:: The request ::
Look below. Copy each line that has "size" in it.

** begin Record excerpts **

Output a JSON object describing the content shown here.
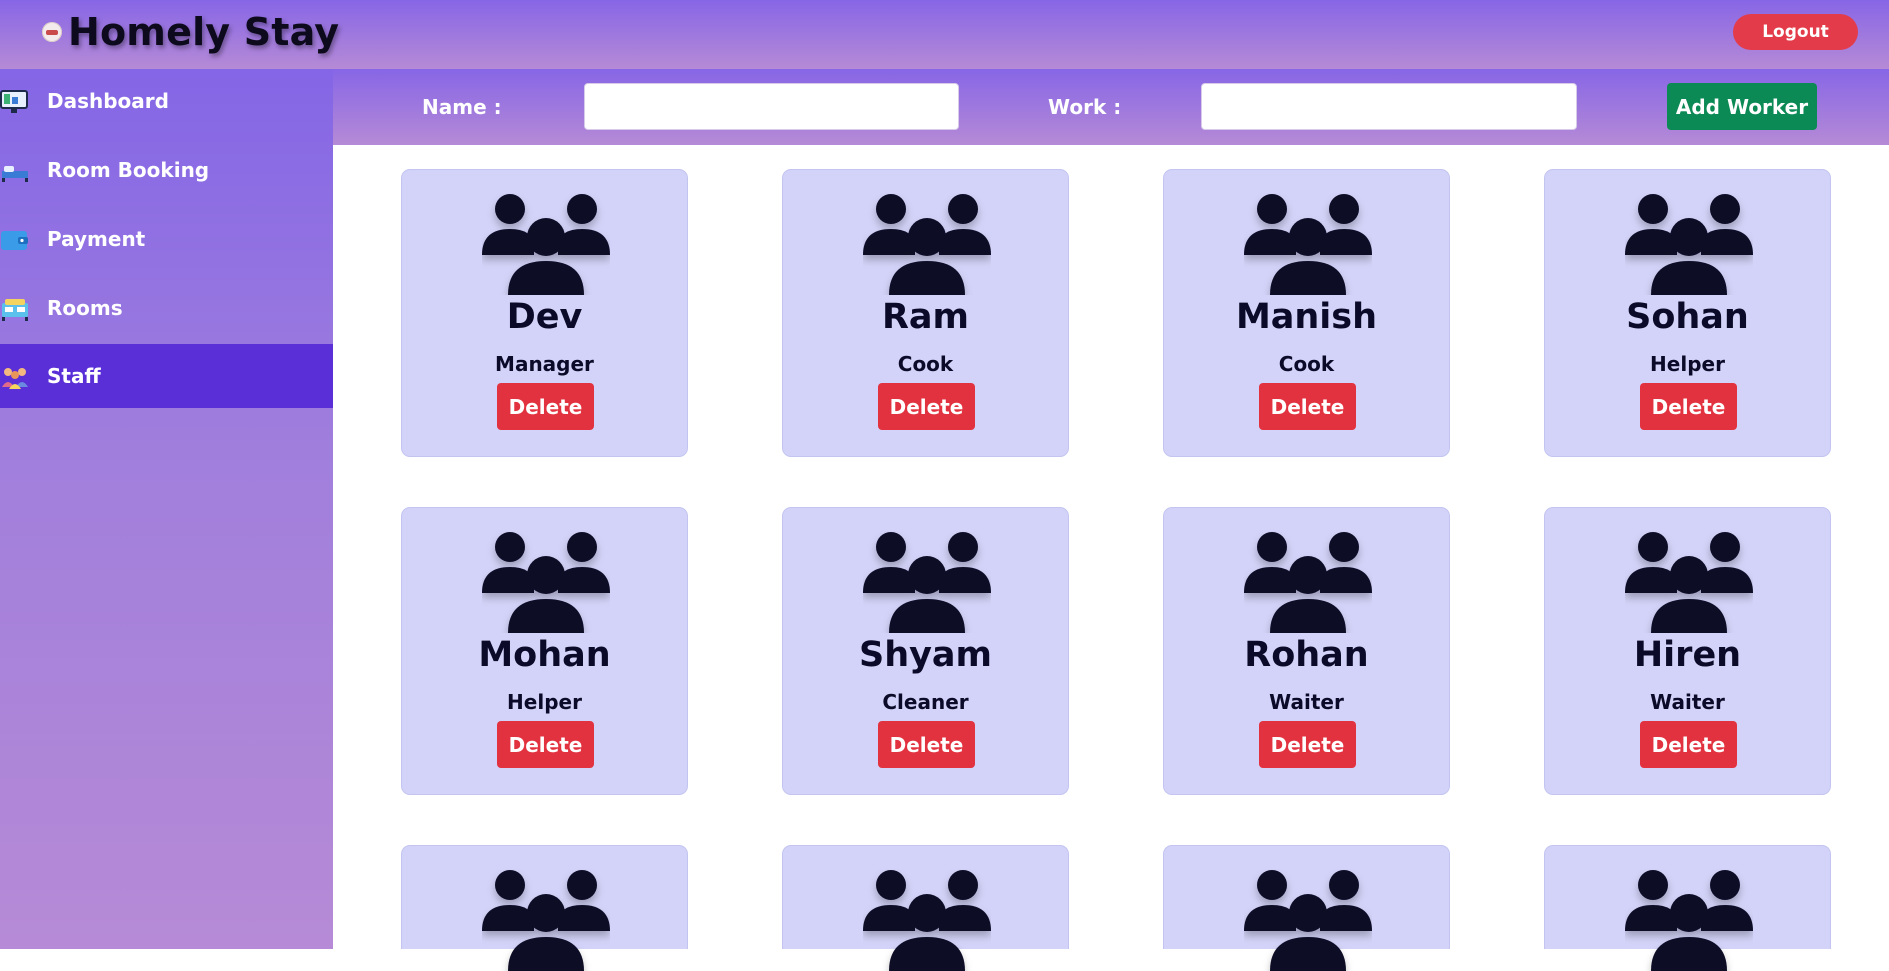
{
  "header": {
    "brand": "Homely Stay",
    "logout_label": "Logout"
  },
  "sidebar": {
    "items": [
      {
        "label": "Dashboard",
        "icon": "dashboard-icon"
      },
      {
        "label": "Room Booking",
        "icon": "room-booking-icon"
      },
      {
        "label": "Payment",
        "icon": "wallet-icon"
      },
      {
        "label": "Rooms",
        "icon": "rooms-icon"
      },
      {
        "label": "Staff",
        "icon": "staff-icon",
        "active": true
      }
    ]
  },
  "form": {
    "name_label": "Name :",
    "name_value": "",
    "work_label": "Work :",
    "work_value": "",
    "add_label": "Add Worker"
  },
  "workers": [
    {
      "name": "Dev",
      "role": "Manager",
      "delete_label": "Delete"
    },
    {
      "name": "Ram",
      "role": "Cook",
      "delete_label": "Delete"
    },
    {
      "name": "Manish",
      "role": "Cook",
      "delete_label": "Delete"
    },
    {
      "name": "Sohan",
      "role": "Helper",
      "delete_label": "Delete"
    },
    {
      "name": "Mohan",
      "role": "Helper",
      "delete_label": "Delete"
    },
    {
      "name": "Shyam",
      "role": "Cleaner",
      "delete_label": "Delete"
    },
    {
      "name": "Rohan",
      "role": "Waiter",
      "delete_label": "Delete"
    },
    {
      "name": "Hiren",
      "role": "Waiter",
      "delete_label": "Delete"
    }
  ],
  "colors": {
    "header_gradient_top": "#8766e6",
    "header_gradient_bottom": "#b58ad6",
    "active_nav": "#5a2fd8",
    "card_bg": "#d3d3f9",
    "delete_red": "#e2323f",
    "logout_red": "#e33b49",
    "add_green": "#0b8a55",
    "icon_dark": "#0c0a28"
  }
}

** end Record excerpts **
** begin Record excerpts **

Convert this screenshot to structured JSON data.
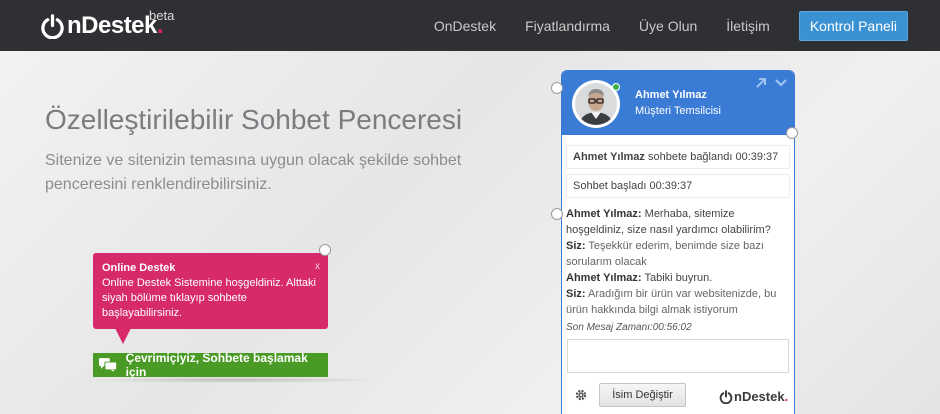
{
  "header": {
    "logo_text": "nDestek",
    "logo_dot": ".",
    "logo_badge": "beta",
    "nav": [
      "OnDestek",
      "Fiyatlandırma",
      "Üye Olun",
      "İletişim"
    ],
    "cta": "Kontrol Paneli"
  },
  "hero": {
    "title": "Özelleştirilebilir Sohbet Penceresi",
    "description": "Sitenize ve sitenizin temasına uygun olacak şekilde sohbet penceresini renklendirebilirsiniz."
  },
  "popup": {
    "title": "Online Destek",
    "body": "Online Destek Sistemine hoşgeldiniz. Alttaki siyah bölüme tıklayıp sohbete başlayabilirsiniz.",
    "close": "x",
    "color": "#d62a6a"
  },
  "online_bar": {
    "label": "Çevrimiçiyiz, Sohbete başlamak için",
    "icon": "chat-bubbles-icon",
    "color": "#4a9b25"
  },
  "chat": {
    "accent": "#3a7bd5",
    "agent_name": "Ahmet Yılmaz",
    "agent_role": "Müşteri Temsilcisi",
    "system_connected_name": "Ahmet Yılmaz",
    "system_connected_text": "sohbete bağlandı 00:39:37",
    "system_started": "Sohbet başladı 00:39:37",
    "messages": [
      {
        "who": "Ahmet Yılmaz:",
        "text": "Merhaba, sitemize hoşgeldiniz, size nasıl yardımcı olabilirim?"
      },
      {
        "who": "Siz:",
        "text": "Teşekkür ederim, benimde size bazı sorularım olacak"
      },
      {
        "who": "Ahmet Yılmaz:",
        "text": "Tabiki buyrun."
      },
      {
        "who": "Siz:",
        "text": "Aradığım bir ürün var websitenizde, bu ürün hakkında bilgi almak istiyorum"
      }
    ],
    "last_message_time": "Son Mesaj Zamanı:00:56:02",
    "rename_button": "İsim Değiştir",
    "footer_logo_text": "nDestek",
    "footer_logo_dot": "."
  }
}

** end Record excerpts **

:: Exercise result ::
        "text": "Merhaba, sitemize hoşgeldiniz, size nasıl yardımcı olabilirim?"
        "text": "Teşekkür ederim, benimde size bazı sorularım olacak"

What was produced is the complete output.